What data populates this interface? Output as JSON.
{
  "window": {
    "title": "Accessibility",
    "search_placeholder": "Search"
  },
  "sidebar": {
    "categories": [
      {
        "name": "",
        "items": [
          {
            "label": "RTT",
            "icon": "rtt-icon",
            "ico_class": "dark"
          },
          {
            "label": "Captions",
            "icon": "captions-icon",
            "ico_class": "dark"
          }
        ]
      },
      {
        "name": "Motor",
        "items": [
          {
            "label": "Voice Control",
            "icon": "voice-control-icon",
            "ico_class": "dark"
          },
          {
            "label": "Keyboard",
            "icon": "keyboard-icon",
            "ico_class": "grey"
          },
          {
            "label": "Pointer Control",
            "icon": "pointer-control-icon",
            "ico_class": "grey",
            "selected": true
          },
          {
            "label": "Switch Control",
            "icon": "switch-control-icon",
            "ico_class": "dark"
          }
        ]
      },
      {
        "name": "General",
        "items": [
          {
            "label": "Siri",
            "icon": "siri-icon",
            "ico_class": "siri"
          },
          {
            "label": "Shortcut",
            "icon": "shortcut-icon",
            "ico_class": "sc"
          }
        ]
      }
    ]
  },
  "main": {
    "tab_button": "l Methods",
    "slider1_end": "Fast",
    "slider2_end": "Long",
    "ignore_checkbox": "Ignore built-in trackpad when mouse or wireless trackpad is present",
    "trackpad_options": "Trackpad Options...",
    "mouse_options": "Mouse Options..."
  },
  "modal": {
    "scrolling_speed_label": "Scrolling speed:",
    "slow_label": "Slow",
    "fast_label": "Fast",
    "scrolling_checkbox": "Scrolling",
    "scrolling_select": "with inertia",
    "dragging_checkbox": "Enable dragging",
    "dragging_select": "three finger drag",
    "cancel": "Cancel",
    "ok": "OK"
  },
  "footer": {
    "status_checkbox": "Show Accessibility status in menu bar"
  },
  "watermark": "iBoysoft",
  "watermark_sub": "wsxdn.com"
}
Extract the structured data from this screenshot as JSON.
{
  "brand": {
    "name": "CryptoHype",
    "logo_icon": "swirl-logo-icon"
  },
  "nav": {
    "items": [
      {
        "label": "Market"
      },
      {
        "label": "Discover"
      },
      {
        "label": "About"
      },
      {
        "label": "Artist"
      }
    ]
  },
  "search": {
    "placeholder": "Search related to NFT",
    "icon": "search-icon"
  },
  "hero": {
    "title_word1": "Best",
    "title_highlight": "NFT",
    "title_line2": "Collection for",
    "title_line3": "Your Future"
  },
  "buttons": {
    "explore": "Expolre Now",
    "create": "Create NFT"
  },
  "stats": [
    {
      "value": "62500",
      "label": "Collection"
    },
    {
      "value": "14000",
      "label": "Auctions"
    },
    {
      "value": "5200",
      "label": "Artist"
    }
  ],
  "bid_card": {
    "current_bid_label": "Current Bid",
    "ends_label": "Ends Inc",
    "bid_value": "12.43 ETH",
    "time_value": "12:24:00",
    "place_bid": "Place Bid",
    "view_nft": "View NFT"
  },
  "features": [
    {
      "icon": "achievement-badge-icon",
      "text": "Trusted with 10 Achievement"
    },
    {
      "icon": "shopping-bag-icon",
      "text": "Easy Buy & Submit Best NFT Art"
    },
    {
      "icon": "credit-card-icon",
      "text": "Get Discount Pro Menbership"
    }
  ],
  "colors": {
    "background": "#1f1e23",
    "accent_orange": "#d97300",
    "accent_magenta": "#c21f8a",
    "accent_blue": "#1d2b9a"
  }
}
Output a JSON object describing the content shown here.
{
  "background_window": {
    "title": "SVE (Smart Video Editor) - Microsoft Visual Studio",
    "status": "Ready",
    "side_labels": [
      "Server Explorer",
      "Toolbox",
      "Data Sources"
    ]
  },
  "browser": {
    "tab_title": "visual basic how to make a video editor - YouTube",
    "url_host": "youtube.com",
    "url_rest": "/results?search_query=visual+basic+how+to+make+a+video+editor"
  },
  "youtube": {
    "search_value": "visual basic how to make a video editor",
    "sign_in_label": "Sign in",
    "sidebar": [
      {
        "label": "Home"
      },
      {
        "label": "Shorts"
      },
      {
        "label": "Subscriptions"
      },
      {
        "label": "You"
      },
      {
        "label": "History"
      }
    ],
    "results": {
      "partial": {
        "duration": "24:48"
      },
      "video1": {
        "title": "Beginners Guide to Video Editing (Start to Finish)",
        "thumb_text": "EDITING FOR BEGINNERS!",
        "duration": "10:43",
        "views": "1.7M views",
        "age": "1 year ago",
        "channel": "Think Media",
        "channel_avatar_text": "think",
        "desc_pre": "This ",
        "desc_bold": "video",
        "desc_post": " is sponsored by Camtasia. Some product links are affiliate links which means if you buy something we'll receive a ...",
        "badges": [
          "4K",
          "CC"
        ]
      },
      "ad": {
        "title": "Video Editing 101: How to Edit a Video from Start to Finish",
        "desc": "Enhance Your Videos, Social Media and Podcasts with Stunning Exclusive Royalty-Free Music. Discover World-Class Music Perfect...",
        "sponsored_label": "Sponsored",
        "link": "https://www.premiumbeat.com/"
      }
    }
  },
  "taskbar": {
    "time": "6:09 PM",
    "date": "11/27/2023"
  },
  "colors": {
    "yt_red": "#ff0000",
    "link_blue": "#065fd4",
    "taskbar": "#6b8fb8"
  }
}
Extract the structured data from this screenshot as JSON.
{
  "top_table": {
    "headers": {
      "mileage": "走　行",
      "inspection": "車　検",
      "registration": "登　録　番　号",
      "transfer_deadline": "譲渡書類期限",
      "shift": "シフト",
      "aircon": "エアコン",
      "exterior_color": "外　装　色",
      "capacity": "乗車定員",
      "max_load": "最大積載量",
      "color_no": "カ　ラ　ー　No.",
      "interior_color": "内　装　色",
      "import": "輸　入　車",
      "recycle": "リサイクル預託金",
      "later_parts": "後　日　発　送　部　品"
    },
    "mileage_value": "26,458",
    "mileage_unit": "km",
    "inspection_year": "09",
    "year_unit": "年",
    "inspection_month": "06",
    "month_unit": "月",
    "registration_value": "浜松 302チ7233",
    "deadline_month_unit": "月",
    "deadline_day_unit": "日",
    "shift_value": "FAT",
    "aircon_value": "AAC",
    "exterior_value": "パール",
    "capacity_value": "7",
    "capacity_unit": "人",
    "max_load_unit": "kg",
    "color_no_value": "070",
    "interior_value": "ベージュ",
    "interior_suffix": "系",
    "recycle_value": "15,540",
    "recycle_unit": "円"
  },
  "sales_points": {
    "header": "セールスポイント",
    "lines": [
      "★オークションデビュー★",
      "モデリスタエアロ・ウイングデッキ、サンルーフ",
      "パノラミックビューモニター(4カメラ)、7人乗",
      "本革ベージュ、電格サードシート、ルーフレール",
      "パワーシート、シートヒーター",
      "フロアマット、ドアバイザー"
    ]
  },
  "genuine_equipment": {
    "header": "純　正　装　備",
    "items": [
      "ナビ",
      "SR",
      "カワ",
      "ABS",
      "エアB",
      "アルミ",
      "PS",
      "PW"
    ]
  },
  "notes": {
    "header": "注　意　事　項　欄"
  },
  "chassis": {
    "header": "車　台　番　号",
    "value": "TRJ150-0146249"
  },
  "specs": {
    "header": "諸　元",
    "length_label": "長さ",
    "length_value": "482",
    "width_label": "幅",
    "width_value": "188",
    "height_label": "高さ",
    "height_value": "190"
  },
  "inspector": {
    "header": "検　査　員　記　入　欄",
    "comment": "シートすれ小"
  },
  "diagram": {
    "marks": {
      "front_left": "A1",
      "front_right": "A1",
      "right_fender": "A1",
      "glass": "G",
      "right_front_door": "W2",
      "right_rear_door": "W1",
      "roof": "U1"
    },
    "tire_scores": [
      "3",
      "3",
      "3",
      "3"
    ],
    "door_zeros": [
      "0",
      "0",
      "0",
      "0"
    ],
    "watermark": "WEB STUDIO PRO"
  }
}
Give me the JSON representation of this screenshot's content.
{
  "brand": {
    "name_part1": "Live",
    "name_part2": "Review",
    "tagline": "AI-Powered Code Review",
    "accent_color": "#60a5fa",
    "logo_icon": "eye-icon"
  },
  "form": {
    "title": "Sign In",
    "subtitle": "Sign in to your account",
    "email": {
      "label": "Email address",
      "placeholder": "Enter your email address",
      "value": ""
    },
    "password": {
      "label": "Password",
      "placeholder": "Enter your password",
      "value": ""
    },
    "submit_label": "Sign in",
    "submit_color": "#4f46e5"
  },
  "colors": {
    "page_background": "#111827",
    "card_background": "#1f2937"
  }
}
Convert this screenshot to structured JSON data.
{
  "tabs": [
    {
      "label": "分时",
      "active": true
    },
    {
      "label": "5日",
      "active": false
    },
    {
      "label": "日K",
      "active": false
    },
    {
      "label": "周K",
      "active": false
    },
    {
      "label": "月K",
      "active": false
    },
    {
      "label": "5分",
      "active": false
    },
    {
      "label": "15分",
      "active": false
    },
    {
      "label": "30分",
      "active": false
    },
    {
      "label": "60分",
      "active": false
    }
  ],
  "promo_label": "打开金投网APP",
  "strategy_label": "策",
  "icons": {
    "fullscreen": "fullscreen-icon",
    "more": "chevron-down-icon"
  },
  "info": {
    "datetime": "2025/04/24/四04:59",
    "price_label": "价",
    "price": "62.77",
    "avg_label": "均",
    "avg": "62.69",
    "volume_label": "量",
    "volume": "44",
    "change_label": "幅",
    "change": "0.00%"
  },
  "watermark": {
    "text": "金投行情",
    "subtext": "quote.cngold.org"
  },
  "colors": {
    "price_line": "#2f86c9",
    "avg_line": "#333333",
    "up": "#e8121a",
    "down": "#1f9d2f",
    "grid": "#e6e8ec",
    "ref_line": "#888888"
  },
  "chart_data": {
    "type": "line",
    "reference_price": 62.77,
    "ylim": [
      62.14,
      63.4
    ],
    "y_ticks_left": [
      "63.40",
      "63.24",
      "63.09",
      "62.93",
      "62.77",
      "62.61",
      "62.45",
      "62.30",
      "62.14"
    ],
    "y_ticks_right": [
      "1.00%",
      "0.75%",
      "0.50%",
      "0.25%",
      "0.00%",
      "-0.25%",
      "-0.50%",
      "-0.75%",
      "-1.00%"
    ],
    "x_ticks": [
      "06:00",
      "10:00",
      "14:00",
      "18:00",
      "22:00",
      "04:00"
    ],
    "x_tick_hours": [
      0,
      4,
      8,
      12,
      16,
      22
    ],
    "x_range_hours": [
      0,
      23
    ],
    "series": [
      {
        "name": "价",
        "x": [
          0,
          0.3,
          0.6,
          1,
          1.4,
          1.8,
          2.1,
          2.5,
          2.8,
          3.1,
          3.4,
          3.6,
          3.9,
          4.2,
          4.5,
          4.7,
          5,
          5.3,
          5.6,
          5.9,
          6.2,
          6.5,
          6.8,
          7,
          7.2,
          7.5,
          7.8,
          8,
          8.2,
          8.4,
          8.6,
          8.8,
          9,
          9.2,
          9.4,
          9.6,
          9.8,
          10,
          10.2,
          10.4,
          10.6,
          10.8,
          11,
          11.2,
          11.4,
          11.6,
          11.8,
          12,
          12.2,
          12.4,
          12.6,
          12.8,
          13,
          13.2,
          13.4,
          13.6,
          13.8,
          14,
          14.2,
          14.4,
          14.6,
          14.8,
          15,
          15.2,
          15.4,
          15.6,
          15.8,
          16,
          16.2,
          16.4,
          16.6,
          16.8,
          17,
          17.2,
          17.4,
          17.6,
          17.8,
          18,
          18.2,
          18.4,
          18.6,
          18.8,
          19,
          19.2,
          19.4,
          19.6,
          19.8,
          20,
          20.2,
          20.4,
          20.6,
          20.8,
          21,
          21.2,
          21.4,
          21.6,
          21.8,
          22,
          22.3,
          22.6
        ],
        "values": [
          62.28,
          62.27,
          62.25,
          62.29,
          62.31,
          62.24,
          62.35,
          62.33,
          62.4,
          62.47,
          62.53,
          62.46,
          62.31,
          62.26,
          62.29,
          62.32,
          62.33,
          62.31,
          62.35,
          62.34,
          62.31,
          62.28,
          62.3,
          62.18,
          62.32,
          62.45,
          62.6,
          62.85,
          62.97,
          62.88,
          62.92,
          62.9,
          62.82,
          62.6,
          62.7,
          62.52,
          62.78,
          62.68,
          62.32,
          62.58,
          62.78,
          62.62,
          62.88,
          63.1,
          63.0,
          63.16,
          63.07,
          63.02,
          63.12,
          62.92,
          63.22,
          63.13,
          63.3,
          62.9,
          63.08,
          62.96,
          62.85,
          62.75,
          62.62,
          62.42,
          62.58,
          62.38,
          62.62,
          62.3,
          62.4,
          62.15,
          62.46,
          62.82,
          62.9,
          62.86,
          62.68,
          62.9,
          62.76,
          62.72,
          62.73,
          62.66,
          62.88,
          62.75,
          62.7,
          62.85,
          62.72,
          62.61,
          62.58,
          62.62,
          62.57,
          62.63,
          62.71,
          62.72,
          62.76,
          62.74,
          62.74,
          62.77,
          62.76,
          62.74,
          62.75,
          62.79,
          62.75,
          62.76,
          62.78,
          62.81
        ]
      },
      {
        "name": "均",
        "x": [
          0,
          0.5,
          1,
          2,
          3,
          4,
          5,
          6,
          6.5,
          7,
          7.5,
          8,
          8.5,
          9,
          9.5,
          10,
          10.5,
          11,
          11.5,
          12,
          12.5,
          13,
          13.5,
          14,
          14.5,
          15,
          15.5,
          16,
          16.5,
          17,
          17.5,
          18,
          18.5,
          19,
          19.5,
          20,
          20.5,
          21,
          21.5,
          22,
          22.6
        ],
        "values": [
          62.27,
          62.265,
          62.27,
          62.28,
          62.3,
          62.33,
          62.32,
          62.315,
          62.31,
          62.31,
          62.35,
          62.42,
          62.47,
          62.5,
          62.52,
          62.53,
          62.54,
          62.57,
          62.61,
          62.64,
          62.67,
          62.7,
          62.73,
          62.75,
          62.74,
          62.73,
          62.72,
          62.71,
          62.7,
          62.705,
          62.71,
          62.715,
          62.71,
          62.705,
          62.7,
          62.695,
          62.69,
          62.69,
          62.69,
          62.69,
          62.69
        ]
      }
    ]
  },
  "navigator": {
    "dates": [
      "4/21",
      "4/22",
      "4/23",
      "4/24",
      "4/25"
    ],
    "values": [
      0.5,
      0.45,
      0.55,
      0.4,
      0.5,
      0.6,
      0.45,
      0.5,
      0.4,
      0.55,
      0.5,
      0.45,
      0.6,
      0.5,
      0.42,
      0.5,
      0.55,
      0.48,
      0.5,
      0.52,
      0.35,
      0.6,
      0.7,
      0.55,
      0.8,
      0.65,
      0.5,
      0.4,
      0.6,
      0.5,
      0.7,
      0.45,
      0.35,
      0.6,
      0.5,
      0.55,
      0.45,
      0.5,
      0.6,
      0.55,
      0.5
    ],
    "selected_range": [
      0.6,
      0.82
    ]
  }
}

--- Your objective ---
Keep only those lines of the records that hold "Discover", and return them.

--- Solution to the exercise ---
        "label": "Discover"
        "desc": "Enhance Your Videos, Social Media and Podcasts with Stunning Exclusive Royalty-Free Music. Discover World-Class Music Perfect...",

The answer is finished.